━━ Provided material
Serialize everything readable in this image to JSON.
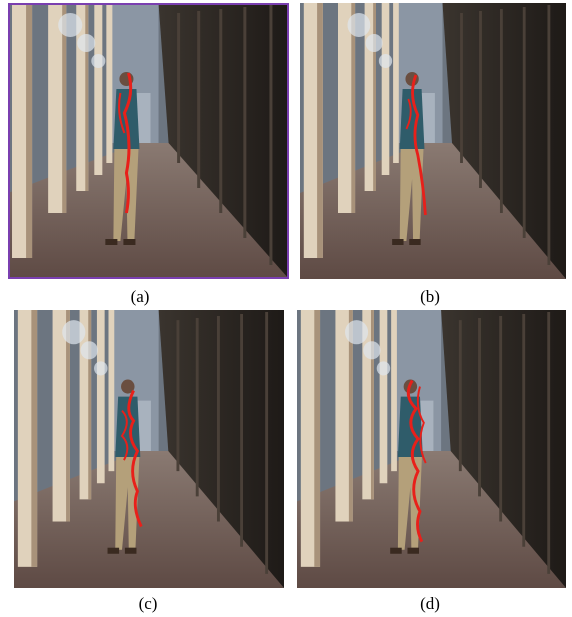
{
  "panels": [
    {
      "label": "(a)"
    },
    {
      "label": "(b)"
    },
    {
      "label": "(c)"
    },
    {
      "label": "(d)"
    }
  ]
}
━━━━
__Written problem__:
Every record above should be written out again exactly; the pictures stay out of the copy.

__Result below__:
Serialize everything readable in this image to JSON.
{
  "panels": [
    {
      "label": "(a)"
    },
    {
      "label": "(b)"
    },
    {
      "label": "(c)"
    },
    {
      "label": "(d)"
    }
  ]
}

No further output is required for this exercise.